Data in this exercise.
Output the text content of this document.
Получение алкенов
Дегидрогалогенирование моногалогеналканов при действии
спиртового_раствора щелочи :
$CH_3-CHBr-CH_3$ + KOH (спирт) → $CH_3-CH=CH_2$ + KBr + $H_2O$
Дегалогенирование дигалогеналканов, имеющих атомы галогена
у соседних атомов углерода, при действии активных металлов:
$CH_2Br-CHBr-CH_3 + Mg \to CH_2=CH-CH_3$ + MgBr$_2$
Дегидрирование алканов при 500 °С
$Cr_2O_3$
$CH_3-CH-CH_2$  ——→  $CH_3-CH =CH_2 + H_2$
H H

Given instruction. Give an exact repetition of all the material.

Problem solution.
Output the text content of this document.
Получение алкенов
Дегидрогалогенирование моногалогеналканов при действии
спиртового_раствора щелочи :
$CH_3-CHBr-CH_3$ + KOH (спирт) → $CH_3-CH=CH_2$ + KBr + $H_2O$
Дегалогенирование дигалогеналканов, имеющих атомы галогена
у соседних атомов углерода, при действии активных металлов:
$CH_2Br-CHBr-CH_3 + Mg \to CH_2=CH-CH_3$ + MgBr$_2$
Дегидрирование алканов при 500 °С
$Cr_2O_3$
$CH_3-CH-CH_2$  ——→  $CH_3-CH =CH_2 + H_2$
H H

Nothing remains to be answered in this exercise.